EXTRAIT:
***
Ancien entraîneur du Nacional Montevideo et de la Real Sociedad, Martín Lasarte va observer cet Uruguay-France d’un œil particulier. Pourquoi ? Parce que l’homme de 57 ans a lancé tour à tour Luis Suárez et Antoine Griezmann dans le bain du football professionnel. Voilà comment il voit le duel entre ses deux poulains, en quarts de finale du Mondial.
Le 3 mars 2005, vous faites entrer Luis Suárez dans l’équipe du Nacional Montevideo contre Atlético Junior en Copa Libertadores. Qu’est-ce qui vous avait convaincu de lui donner sa chance ? Il s’entraînait avec nous, et au bout de cinq ou six mois, l’opportunité de le faire jouer est arrivée. L’un de mes joueurs était tombé malade, et le processus d’intégration s’est accéléré. À partir de ce moment-là, Luis n’est plus sorti de l’équipe. C’était un joueur de rue, sa prédisposition pour le combat et la lutte sur un terrain était déjà évidente. Finalement, cette envie de se surpasser ne l’a jamais quitté, et cela explique sa situation actuelle. Si Suárez en est là, ce n’est pas lié à un caprice.
À la Real Sociedad, vous allez chercher Griezmann en réserve pour le faire jouer le 2 septembre 2009 contre le Rayo Vallecano. Les raisons de le faire jouer étaient similaires au cas de Suárez ?
Pour Luis, cela faisait déjà un moment qu’il était dans le groupe professionnel et j’étais déjà conscient de ses capacités. En ce qui concerne Antoine, nous l’avons d’abord pris dans notre groupe pour pallier une éventuelle blessure de notre ailier gauche. Il nous fallait un remplaçant, et au lieu d’aller chercher une recrue coûteuse, nous avions parié en début de saison sur un joueur de notre cantera, car Griezmann avait été excellent durant la préparation estivale. Après cinq matchs passés sur le banc, il a eu sa chance puis il n’est presque plus jamais sorti de mon onze de départ, en deuxième division comme en Liga.
Au niveau du contact humain, j’imagine qu’il devait y avoir une approche différente pour les appréhender chacun selon leur personnalité. Comment vous y preniez-vous ?En ce qui concerne la motivation, ils étaient déjà à fond tous les deux. Leur détermination à dépasser leurs limites est un vrai point commun entre ces deux garçons. Avec Luis, nous marchions souvent ensemble pour parler du football, de la vie. Et déjà à l’époque, il me disait qu’il souhaitait jouer à Barcelone. Il y avait sa copine là-bas, aujourd’hui elle est devenue sa femme. Antoine, c’est la même chose : à la Real, il était déjà sûr et certain qu’il jouerait une Coupe du monde avec la France en tant qu’attaquant. À 18 ans, tu te prends à rêver de choses impossibles. En toute franchise, je me disais que ce serait difficile pour eux. Mais grâce à leur volonté, leur écoute et un travail acharné, tout cela est devenu réel. Ce sont deux joueurs ultra généreux dans l’effort et cela facilite les chose.
***
TRAVAIL DEMANDÉ:
1: Recopiez le passage de l'entretien avec Martín Lasarte en commençant par « À la Real Sociedad, vous » et en allant jusqu'à « comme en Liga. ».
2: Prolongez l'entretien avec Martín Lasarte à partir de sa dernière phrase.

EXTRAIT DE DONNÉES:
***
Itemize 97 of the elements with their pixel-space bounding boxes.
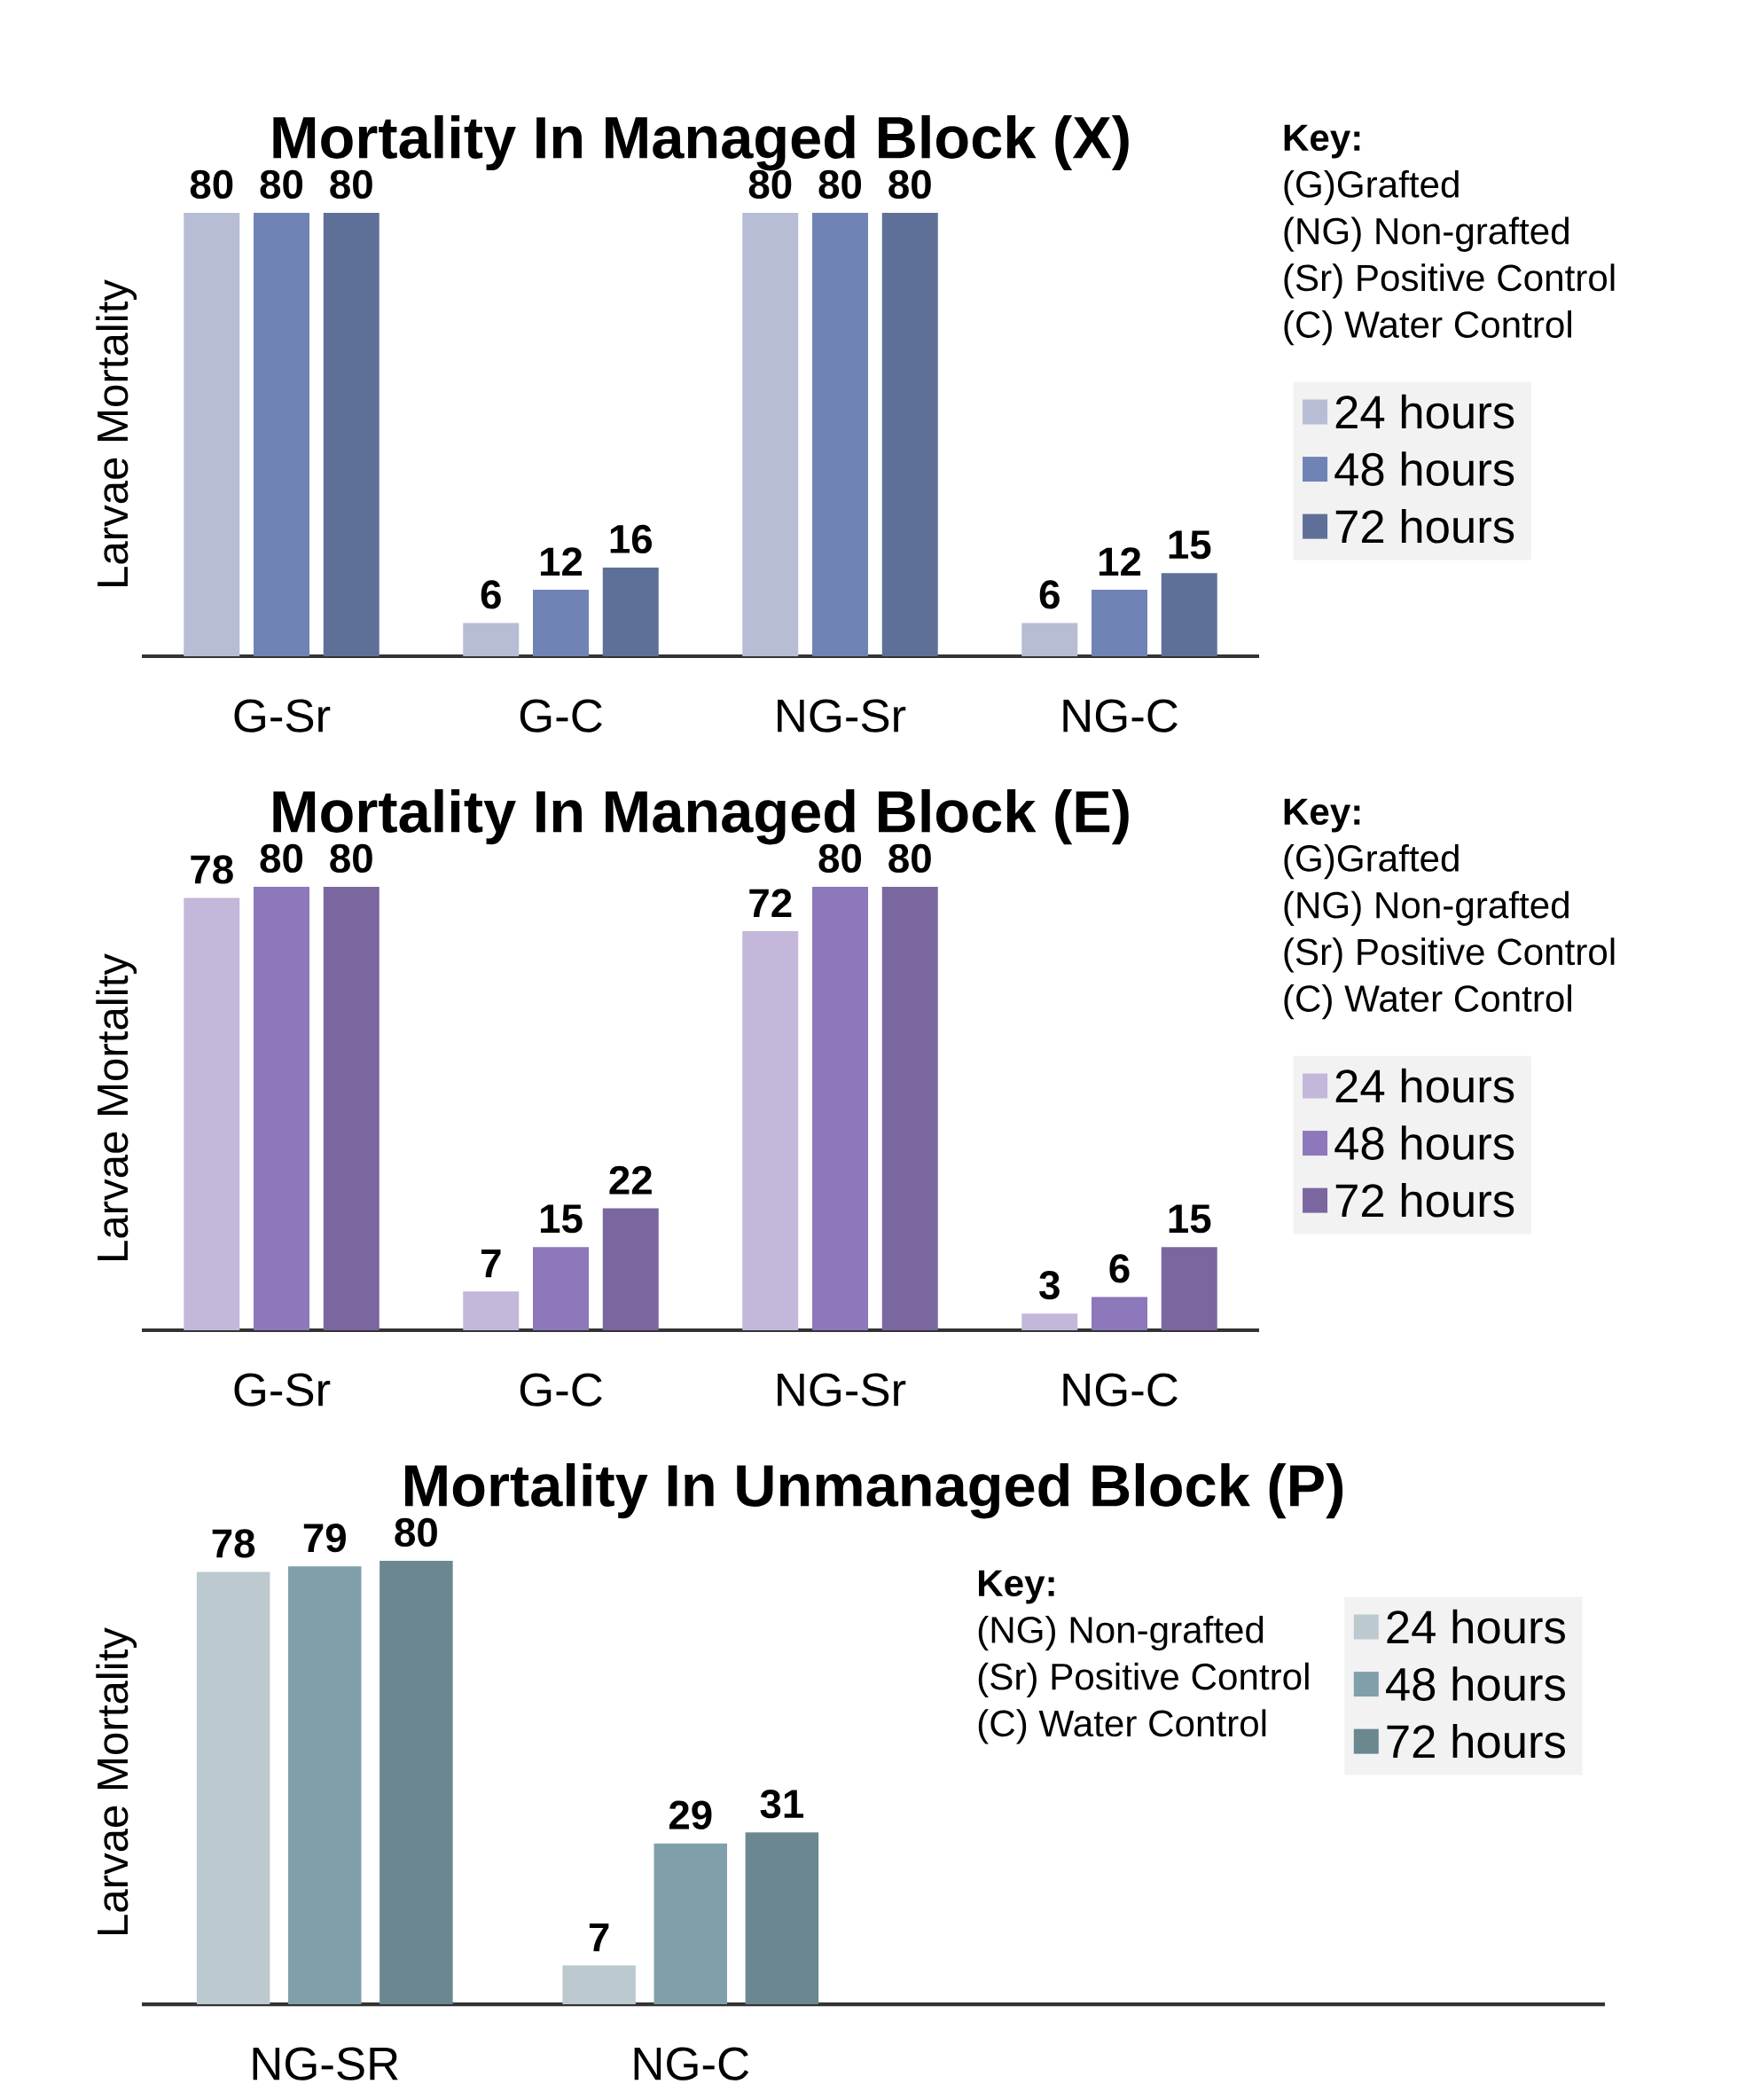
***
CORRIGÉ DES CONSIGNES:
1:
À la Real Sociedad, vous allez chercher Griezmann en réserve pour le faire jouer le 2 septembre 2009 contre le Rayo Vallecano. Les raisons de le faire jouer étaient similaires au cas de Suárez ?
Pour Luis, cela faisait déjà un moment qu’il était dans le groupe professionnel et j’étais déjà conscient de ses capacités. En ce qui concerne Antoine, nous l’avons d’abord pris dans notre groupe pour pallier une éventuelle blessure de notre ailier gauche. Il nous fallait un remplaçant, et au lieu d’aller chercher une recrue coûteuse, nous avions parié en début de saison sur un joueur de notre cantera, car Griezmann avait été excellent durant la préparation estivale. Après cinq matchs passés sur le banc, il a eu sa chance puis il n’est presque plus jamais sorti de mon onze de départ, en deuxième division comme en Liga.

2:
Griezmann s’est intégré à la Real Sociedad grâce à son coéquipier Carlos Bueno, avec lequel il a bu ses premiers matés. Cette connaissance de la culture sud-américaine lui donne-t-elle un rôle particulier pour affronter l’Uruguay – ou l’Argentine en huitièmes – d’après vous ?Le rôle de leader, Griezmann le possède pour tous les matchs et pas uniquement contre les équipes sud-américaines. Le football français est différent du football uruguayen. Il n’est ni meilleur ni moins bon, il est juste différent, car les caractères et les façons de vivre sont différents. Quand Griezmann est arrivé dans le vestiaire de la Real, il devait saisir que le jeu pouvait se lire sous le prisme des identités culturelles selon les pays. Dans ce sens, il était très important pour lui de comprendre les bases du football espagnol et le savoir-faire basque. Tout cela lui sert aujourd’hui.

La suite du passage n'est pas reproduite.